┌─ Vorgegebener Text

Grüne Jugend mit Botschaft an Lindner: “Chrissi, mach Geld locker”

Kassierte Haushaltstricks, eine aufgeheizte Asyldebatte und der Rauswurf in Hessen: In turbulenten Zeiten treffen sich die Grünen ab Donnerstag zum Parteitag in Karlsruhe. Vorab erhöhen die neuen Chefinnen des Jugendverbands schon mal den Druck.

Seit einem Monat stehen Sie beide an der Spitze der Grünen Jugend: Was haben Sie sich anders vorgestellt?   
Svenja Appuhn: Uns war natürlich bewusst, in welcher politischen Lage wir in das Amt starten. Aber ganz ehrlich: Es ist schon heftig, im Wochentakt werden neue Vorschläge zur Verschärfung des Asylrechts präsentiert, mit dem Klimaschutz geht’s wenig voran – und dann kommt das Urteil aus Karlsruhe. Wir sind nicht komplett deprimiert, aber gerade jetzt wollen wir erst recht dafür sorgen, dass die Dinge besser werden.

Die Grüne Jugend – Wappentier Igel – ist immer so etwas wie der Stachel im Fleisch der Grünen. Haben Sie nicht im Moment das Gefühl, Sie müssten den “Alten” eher helfen?

└─
┌─ Bereitgestelltes Material

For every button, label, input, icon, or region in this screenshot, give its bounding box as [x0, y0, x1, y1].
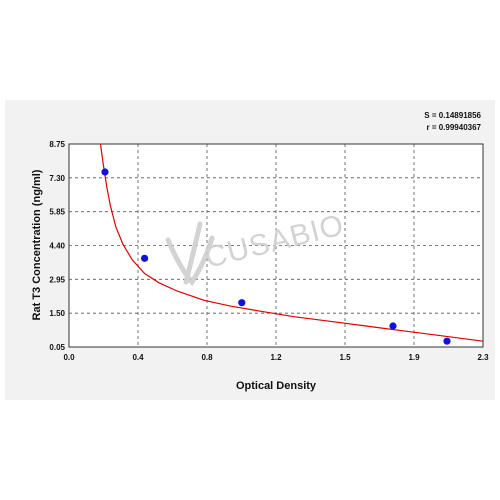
- y-tick-labels: 0.05 1.50 2.95 4.40 5.85 7.30 8.75: [49, 140, 65, 352]
- x-axis-title: Optical Density: [236, 380, 317, 392]
- grid: [69, 144, 483, 347]
- points-layer: [101, 168, 451, 345]
- cusabio-logo-icon: [165, 221, 215, 287]
- data-point: [238, 299, 246, 307]
- fit-curve-layer: [99, 143, 484, 342]
- x-tick-label: 1.2: [270, 353, 282, 362]
- x-tick-label: 1.9: [408, 353, 420, 362]
- x-tick-label: 0.0: [63, 353, 75, 362]
- y-tick-label: 0.05: [49, 343, 65, 352]
- y-tick-label: 8.75: [49, 140, 65, 149]
- data-point: [389, 322, 397, 330]
- y-tick-label: 7.30: [49, 174, 65, 183]
- data-point: [101, 168, 109, 176]
- y-tick-label: 5.85: [49, 208, 65, 217]
- stat-r: r = 0.99940367: [427, 123, 482, 132]
- data-point: [443, 337, 451, 345]
- stat-s: S = 0.14891856: [424, 111, 481, 120]
- x-tick-labels: 0.0 0.4 0.8 1.2 1.5 1.9 2.3: [63, 353, 489, 362]
- y-tick-label: 2.95: [49, 275, 65, 284]
- y-tick-label: 1.50: [49, 309, 65, 318]
- y-axis-title: Rat T3 Concentration (ng/ml): [31, 169, 43, 320]
- y-tick-label: 4.40: [49, 242, 65, 251]
- x-tick-label: 0.4: [132, 353, 144, 362]
- x-tick-label: 1.5: [339, 353, 351, 362]
- fit-curve: [99, 143, 484, 342]
- data-point: [141, 254, 149, 262]
- x-tick-label: 0.8: [201, 353, 213, 362]
- x-tick-label: 2.3: [477, 353, 489, 362]
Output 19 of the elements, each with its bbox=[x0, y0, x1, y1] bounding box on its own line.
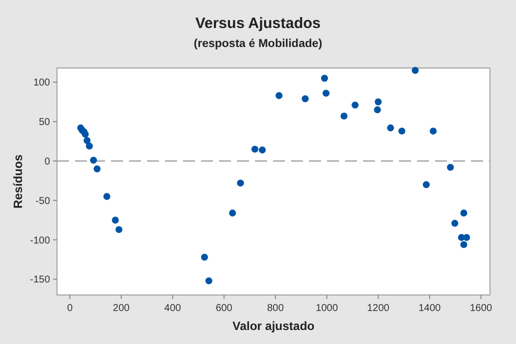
x-tick-label: 1400 bbox=[418, 303, 442, 314]
x-axis-title: Valor ajustado bbox=[232, 319, 315, 333]
x-tick-label: 1200 bbox=[367, 303, 390, 314]
y-tick-label: 50 bbox=[38, 117, 50, 128]
x-tick-label: 1000 bbox=[316, 303, 338, 314]
x-tick-label: 0 bbox=[67, 303, 74, 314]
y-tick-label: -150 bbox=[30, 274, 50, 286]
x-tick-label: 1600 bbox=[470, 303, 493, 314]
chart-subtitle: (resposta é Mobilidade) bbox=[194, 38, 322, 50]
y-tick-label: 100 bbox=[33, 78, 50, 89]
x-tick-label: 600 bbox=[216, 303, 233, 314]
x-tick-label: 800 bbox=[267, 303, 284, 314]
y-axis-title: Resíduos bbox=[11, 154, 25, 209]
y-tick-label: -100 bbox=[30, 235, 50, 246]
y-tick-label: -50 bbox=[36, 196, 50, 207]
chart-title: Versus Ajustados bbox=[195, 15, 321, 32]
y-tick-label: 0 bbox=[44, 156, 50, 168]
x-tick-label: 200 bbox=[112, 303, 130, 314]
x-tick-label: 400 bbox=[164, 303, 182, 314]
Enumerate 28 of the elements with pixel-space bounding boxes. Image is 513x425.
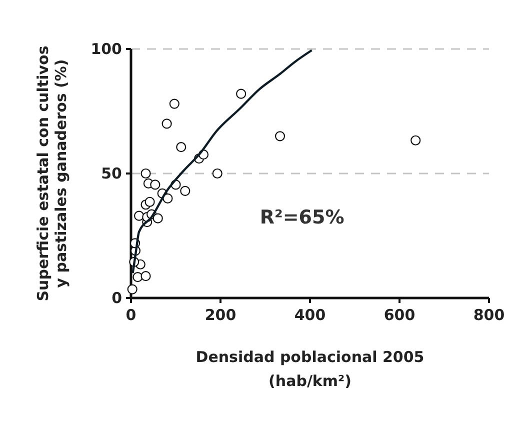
point <box>134 210 144 221</box>
x-tick-label: 400 <box>294 306 326 324</box>
point <box>212 168 222 179</box>
point <box>162 118 172 129</box>
point <box>236 88 246 99</box>
point <box>274 131 286 142</box>
point <box>169 98 180 109</box>
point <box>150 180 160 190</box>
point <box>152 213 163 224</box>
point <box>140 168 151 179</box>
point <box>144 196 155 207</box>
annotation: R²=65% <box>260 206 344 228</box>
point <box>180 186 190 196</box>
x-axis-title: Densidad poblacional 2005 (hab/km²) <box>196 348 424 390</box>
y-axis-title: Superficie estatal con cultivos y pastizales ganaderos (%) <box>34 46 70 302</box>
point <box>176 142 186 152</box>
point <box>162 193 173 204</box>
point <box>410 135 421 146</box>
y-tick-label: 0 <box>112 289 122 307</box>
x-tick-label: 800 <box>473 306 505 324</box>
point <box>132 272 143 282</box>
y-tick-label: 50 <box>101 164 122 182</box>
y-tick-label: 100 <box>90 40 122 58</box>
point <box>127 284 138 294</box>
point <box>140 271 151 282</box>
x-tick-label: 600 <box>384 306 416 324</box>
x-tick-label: 0 <box>126 306 136 324</box>
x-tick-label: 200 <box>204 306 236 324</box>
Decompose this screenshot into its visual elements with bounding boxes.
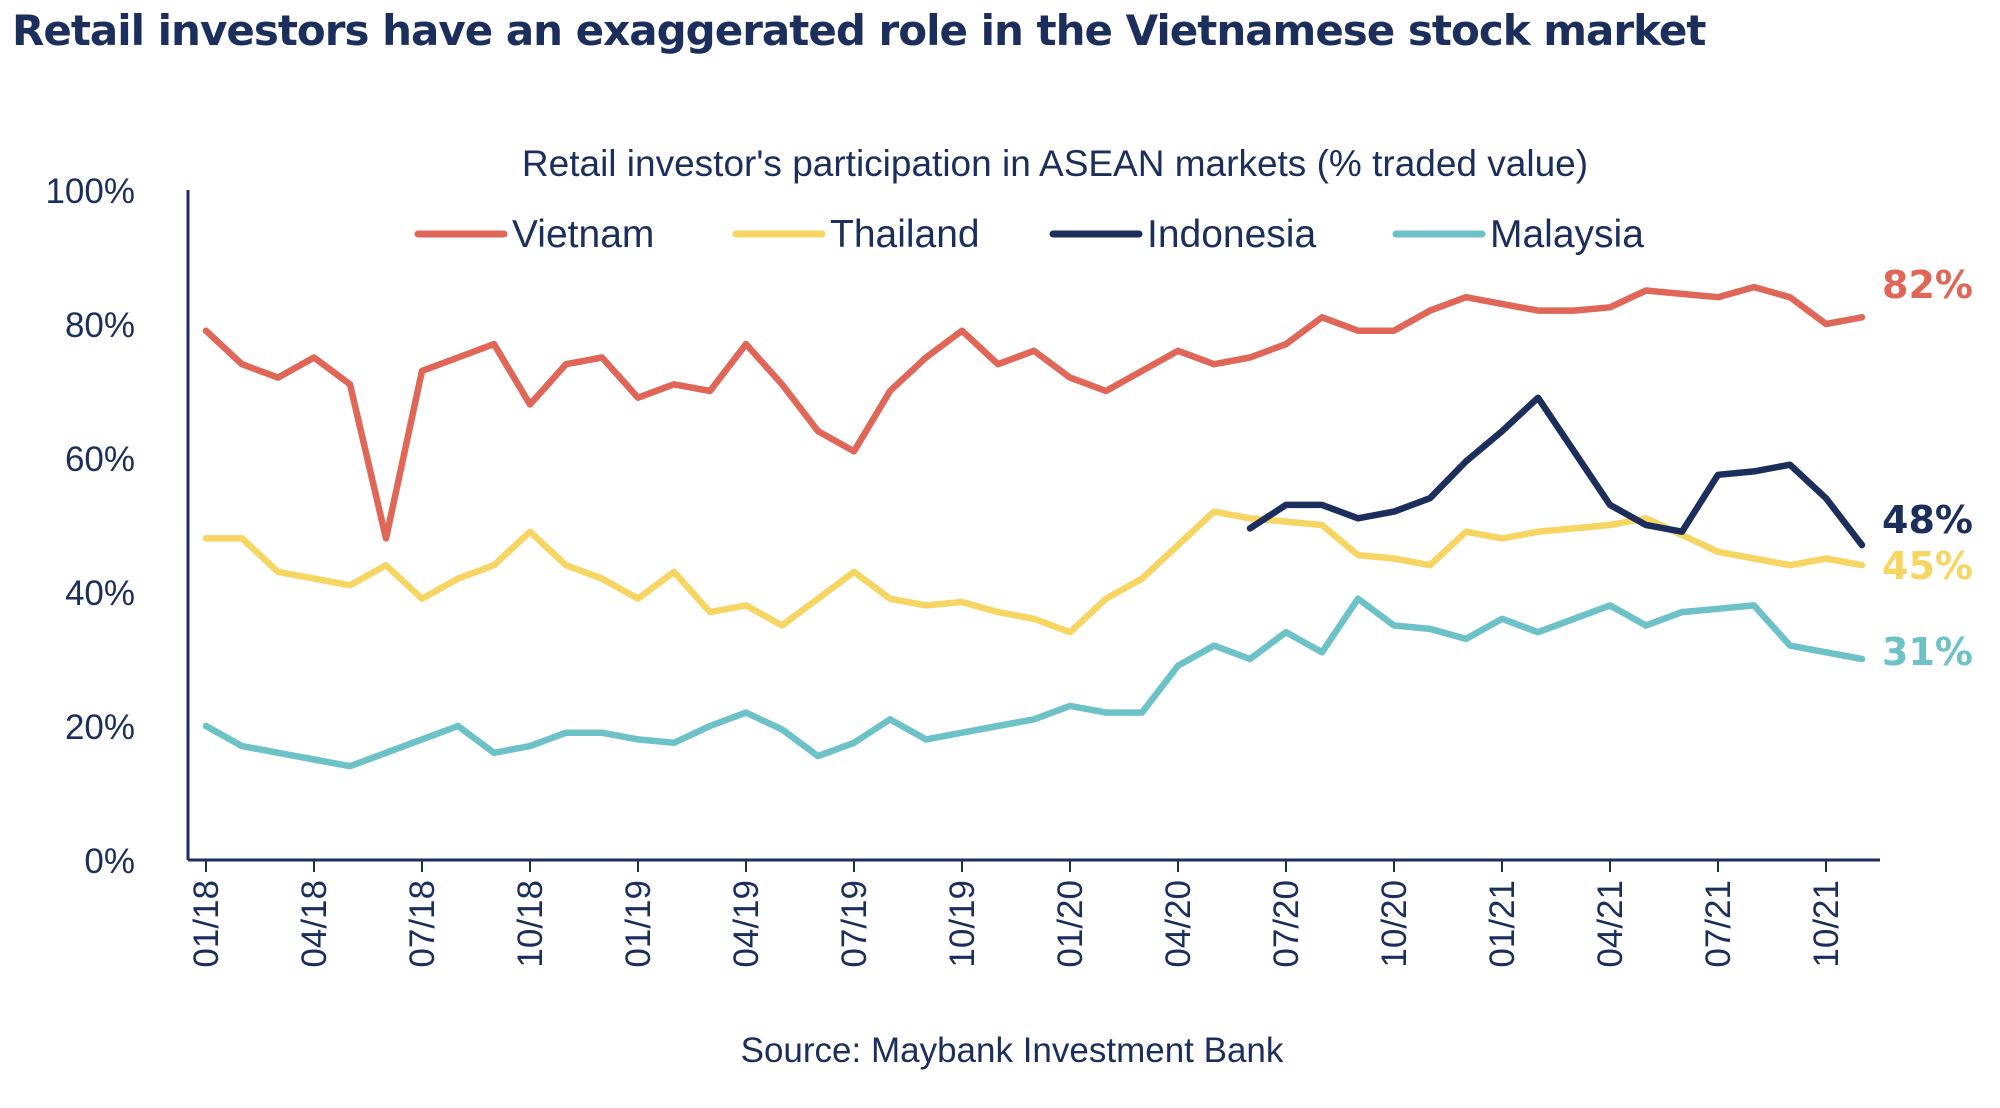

└─

_Aufgabenstellung_.
Geben Sie aus dem Interview mit der Grünen Jugend den Abschnitt zwischen „Kassierte Haushaltstricks, eine“ und „Dinge besser werden.“ einschließlich wortgetreu wieder. Die Zeilen spielen dabei keine Rolle.

_Schriftliche Lösung_.
Kassierte Haushaltstricks, eine aufgeheizte Asyldebatte und der Rauswurf in Hessen: In turbulenten Zeiten treffen sich die Grünen ab Donnerstag zum Parteitag in Karlsruhe. Vorab erhöhen die neuen Chefinnen des Jugendverbands schon mal den Druck.

Seit einem Monat stehen Sie beide an der Spitze der Grünen Jugend: Was haben Sie sich anders vorgestellt?   
Svenja Appuhn: Uns war natürlich bewusst, in welcher politischen Lage wir in das Amt starten. Aber ganz ehrlich: Es ist schon heftig, im Wochentakt werden neue Vorschläge zur Verschärfung des Asylrechts präsentiert, mit dem Klimaschutz geht’s wenig voran – und dann kommt das Urteil aus Karlsruhe. Wir sind nicht komplett deprimiert, aber gerade jetzt wollen wir erst recht dafür sorgen, dass die Dinge besser werden.